# SHORT PROBLEM
Restate each of the lines given below, word for word.
## begin RECORD SET
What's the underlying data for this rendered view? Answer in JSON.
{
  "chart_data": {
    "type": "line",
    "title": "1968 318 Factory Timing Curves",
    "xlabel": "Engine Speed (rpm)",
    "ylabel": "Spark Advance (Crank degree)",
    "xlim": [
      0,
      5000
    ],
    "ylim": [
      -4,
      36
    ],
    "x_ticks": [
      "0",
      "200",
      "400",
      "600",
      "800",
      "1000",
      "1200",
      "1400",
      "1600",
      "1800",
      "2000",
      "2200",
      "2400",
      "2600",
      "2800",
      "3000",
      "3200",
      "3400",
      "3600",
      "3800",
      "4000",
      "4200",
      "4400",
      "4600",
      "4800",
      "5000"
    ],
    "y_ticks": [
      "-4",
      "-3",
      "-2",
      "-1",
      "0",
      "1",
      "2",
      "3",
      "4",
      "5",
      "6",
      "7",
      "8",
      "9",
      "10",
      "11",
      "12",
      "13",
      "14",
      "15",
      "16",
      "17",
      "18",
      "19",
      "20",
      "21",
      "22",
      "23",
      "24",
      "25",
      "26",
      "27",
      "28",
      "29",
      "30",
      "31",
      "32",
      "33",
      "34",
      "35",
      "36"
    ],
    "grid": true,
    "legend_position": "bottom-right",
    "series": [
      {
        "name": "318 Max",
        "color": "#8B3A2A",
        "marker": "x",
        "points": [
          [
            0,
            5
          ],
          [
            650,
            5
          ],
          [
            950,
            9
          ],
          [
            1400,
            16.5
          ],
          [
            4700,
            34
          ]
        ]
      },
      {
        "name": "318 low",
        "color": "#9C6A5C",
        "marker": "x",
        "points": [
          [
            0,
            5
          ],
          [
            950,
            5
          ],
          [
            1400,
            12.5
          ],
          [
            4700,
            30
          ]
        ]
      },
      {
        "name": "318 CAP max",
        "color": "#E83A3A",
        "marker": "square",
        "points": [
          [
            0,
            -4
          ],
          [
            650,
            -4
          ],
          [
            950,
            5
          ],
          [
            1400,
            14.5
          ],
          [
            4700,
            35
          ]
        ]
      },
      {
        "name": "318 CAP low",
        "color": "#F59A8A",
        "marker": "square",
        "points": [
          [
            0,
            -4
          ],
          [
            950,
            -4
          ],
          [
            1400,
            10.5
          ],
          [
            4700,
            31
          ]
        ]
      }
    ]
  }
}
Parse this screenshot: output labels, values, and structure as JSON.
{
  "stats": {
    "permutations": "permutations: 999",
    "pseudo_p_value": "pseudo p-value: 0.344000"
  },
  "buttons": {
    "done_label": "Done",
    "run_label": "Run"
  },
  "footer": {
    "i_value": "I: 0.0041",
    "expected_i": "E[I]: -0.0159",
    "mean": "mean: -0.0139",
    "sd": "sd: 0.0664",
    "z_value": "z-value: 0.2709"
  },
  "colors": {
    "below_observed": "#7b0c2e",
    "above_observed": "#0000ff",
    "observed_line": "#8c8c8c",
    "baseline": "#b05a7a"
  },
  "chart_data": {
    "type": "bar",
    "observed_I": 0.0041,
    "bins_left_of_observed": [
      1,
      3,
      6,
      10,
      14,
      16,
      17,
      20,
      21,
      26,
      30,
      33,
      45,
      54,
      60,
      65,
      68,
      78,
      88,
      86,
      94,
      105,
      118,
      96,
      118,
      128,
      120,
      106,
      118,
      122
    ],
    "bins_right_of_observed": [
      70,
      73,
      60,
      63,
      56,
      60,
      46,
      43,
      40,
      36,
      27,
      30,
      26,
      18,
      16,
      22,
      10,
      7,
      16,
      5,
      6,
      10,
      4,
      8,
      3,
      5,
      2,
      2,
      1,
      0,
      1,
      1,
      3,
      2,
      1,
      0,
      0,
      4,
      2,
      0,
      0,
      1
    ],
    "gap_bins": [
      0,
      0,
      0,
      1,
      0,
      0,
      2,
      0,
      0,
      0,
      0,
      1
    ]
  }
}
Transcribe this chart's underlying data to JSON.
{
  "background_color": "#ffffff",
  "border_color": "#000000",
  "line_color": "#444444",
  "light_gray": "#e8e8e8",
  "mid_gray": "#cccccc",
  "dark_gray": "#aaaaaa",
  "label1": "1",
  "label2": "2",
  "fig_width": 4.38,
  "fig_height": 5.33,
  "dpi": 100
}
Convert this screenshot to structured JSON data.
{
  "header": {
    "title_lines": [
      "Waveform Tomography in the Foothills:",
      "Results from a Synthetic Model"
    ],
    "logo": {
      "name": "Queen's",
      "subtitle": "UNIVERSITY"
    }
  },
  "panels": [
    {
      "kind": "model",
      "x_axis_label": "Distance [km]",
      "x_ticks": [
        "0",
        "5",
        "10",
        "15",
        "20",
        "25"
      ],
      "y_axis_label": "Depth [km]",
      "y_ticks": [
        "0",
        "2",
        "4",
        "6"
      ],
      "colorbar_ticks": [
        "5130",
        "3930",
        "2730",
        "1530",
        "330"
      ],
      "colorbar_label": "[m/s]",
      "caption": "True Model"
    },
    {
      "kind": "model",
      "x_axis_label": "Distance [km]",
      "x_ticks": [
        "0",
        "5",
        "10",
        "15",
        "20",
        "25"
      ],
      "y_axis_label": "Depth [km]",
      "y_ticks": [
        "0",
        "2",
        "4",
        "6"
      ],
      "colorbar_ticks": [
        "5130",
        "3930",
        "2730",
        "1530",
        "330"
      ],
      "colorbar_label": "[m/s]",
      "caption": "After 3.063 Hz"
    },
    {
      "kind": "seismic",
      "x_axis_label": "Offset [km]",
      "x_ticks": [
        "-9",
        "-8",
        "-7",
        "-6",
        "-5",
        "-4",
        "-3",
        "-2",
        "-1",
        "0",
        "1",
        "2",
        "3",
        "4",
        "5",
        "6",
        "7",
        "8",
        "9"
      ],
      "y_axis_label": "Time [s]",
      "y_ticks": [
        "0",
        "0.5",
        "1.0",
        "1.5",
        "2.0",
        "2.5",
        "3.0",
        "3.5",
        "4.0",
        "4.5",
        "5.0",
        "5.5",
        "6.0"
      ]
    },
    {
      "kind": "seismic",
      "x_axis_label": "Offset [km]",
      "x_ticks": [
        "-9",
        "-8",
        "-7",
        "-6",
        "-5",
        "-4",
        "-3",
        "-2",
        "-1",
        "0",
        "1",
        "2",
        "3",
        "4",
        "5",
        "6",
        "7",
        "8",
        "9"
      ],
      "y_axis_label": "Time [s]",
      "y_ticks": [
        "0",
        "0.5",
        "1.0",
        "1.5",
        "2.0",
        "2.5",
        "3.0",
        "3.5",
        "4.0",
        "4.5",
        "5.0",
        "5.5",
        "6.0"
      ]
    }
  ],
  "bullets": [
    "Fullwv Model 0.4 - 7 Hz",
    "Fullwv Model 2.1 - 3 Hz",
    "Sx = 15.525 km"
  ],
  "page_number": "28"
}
## end RECORD SET
# SOLUTION TO THIS EXERCISE
What's the underlying data for this rendered view? Answer in JSON.
{
  "chart_data": {
    "type": "line",
    "title": "1968 318 Factory Timing Curves",
    "xlabel": "Engine Speed (rpm)",
    "ylabel": "Spark Advance (Crank degree)",
    "xlim": [
      0,
      5000
    ],
    "ylim": [
      -4,
      36
    ],
    "x_ticks": [
      "0",
      "200",
      "400",
      "600",
      "800",
      "1000",
      "1200",
      "1400",
      "1600",
      "1800",
      "2000",
      "2200",
      "2400",
      "2600",
      "2800",
      "3000",
      "3200",
      "3400",
      "3600",
      "3800",
      "4000",
      "4200",
      "4400",
      "4600",
      "4800",
      "5000"
    ],
    "y_ticks": [
      "-4",
      "-3",
      "-2",
      "-1",
      "0",
      "1",
      "2",
      "3",
      "4",
      "5",
      "6",
      "7",
      "8",
      "9",
      "10",
      "11",
      "12",
      "13",
      "14",
      "15",
      "16",
      "17",
      "18",
      "19",
      "20",
      "21",
      "22",
      "23",
      "24",
      "25",
      "26",
      "27",
      "28",
      "29",
      "30",
      "31",
      "32",
      "33",
      "34",
      "35",
      "36"
    ],
    "grid": true,
    "legend_position": "bottom-right",
    "series": [
      {
        "name": "318 Max",
        "color": "#8B3A2A",
        "marker": "x",
        "points": [
          [
            0,
            5
          ],
          [
            650,
            5
          ],
          [
            950,
            9
          ],
          [
            1400,
            16.5
          ],
          [
            4700,
            34
          ]
        ]
      },
      {
        "name": "318 low",
        "color": "#9C6A5C",
        "marker": "x",
        "points": [
          [
            0,
            5
          ],
          [
            950,
            5
          ],
          [
            1400,
            12.5
          ],
          [
            4700,
            30
          ]
        ]
      },
      {
        "name": "318 CAP max",
        "color": "#E83A3A",
        "marker": "square",
        "points": [
          [
            0,
            -4
          ],
          [
            650,
            -4
          ],
          [
            950,
            5
          ],
          [
            1400,
            14.5
          ],
          [
            4700,
            35
          ]
        ]
      },
      {
        "name": "318 CAP low",
        "color": "#F59A8A",
        "marker": "square",
        "points": [
          [
            0,
            -4
          ],
          [
            950,
            -4
          ],
          [
            1400,
            10.5
          ],
          [
            4700,
            31
          ]
        ]
      }
    ]
  }
}
Parse this screenshot: output labels, values, and structure as JSON.
{
  "stats": {
    "permutations": "permutations: 999",
    "pseudo_p_value": "pseudo p-value: 0.344000"
  },
  "buttons": {
    "done_label": "Done",
    "run_label": "Run"
  },
  "footer": {
    "i_value": "I: 0.0041",
    "expected_i": "E[I]: -0.0159",
    "mean": "mean: -0.0139",
    "sd": "sd: 0.0664",
    "z_value": "z-value: 0.2709"
  },
  "colors": {
    "below_observed": "#7b0c2e",
    "above_observed": "#0000ff",
    "observed_line": "#8c8c8c",
    "baseline": "#b05a7a"
  },
  "chart_data": {
    "type": "bar",
    "observed_I": 0.0041,
    "bins_left_of_observed": [
      1,
      3,
      6,
      10,
      14,
      16,
      17,
      20,
      21,
      26,
      30,
      33,
      45,
      54,
      60,
      65,
      68,
      78,
      88,
      86,
      94,
      105,
      118,
      96,
      118,
      128,
      120,
      106,
      118,
      122
    ],
    "bins_right_of_observed": [
      70,
      73,
      60,
      63,
      56,
      60,
      46,
      43,
      40,
      36,
      27,
      30,
      26,
      18,
      16,
      22,
      10,
      7,
      16,
      5,
      6,
      10,
      4,
      8,
      3,
      5,
      2,
      2,
      1,
      0,
      1,
      1,
      3,
      2,
      1,
      0,
      0,
      4,
      2,
      0,
      0,
      1
    ],
    "gap_bins": [
      0,
      0,
      0,
      1,
      0,
      0,
      2,
      0,
      0,
      0,
      0,
      1
    ]
  }
}
Transcribe this chart's underlying data to JSON.
{
  "background_color": "#ffffff",
  "border_color": "#000000",
  "line_color": "#444444",
  "light_gray": "#e8e8e8",
  "mid_gray": "#cccccc",
  "dark_gray": "#aaaaaa",
  "label1": "1",
  "label2": "2",
  "fig_width": 4.38,
  "fig_height": 5.33,
  "dpi": 100
}
Convert this screenshot to structured JSON data.
{
  "header": {
    "title_lines": [
      "Waveform Tomography in the Foothills:",
      "Results from a Synthetic Model"
    ],
    "logo": {
      "name": "Queen's",
      "subtitle": "UNIVERSITY"
    }
  },
  "panels": [
    {
      "kind": "model",
      "x_axis_label": "Distance [km]",
      "x_ticks": [
        "0",
        "5",
        "10",
        "15",
        "20",
        "25"
      ],
      "y_axis_label": "Depth [km]",
      "y_ticks": [
        "0",
        "2",
        "4",
        "6"
      ],
      "colorbar_ticks": [
        "5130",
        "3930",
        "2730",
        "1530",
        "330"
      ],
      "colorbar_label": "[m/s]",
      "caption": "True Model"
    },
    {
      "kind": "model",
      "x_axis_label": "Distance [km]",
      "x_ticks": [
        "0",
        "5",
        "10",
        "15",
        "20",
        "25"
      ],
      "y_axis_label": "Depth [km]",
      "y_ticks": [
        "0",
        "2",
        "4",
        "6"
      ],
      "colorbar_ticks": [
        "5130",
        "3930",
        "2730",
        "1530",
        "330"
      ],
      "colorbar_label": "[m/s]",
      "caption": "After 3.063 Hz"
    },
    {
      "kind": "seismic",
      "x_axis_label": "Offset [km]",
      "x_ticks": [
        "-9",
        "-8",
        "-7",
        "-6",
        "-5",
        "-4",
        "-3",
        "-2",
        "-1",
        "0",
        "1",
        "2",
        "3",
        "4",
        "5",
        "6",
        "7",
        "8",
        "9"
      ],
      "y_axis_label": "Time [s]",
      "y_ticks": [
        "0",
        "0.5",
        "1.0",
        "1.5",
        "2.0",
        "2.5",
        "3.0",
        "3.5",
        "4.0",
        "4.5",
        "5.0",
        "5.5",
        "6.0"
      ]
    },
    {
      "kind": "seismic",
      "x_axis_label": "Offset [km]",
      "x_ticks": [
        "-9",
        "-8",
        "-7",
        "-6",
        "-5",
        "-4",
        "-3",
        "-2",
        "-1",
        "0",
        "1",
        "2",
        "3",
        "4",
        "5",
        "6",
        "7",
        "8",
        "9"
      ],
      "y_axis_label": "Time [s]",
      "y_ticks": [
        "0",
        "0.5",
        "1.0",
        "1.5",
        "2.0",
        "2.5",
        "3.0",
        "3.5",
        "4.0",
        "4.5",
        "5.0",
        "5.5",
        "6.0"
      ]
    }
  ],
  "bullets": [
    "Fullwv Model 0.4 - 7 Hz",
    "Fullwv Model 2.1 - 3 Hz",
    "Sx = 15.525 km"
  ],
  "page_number": "28"
}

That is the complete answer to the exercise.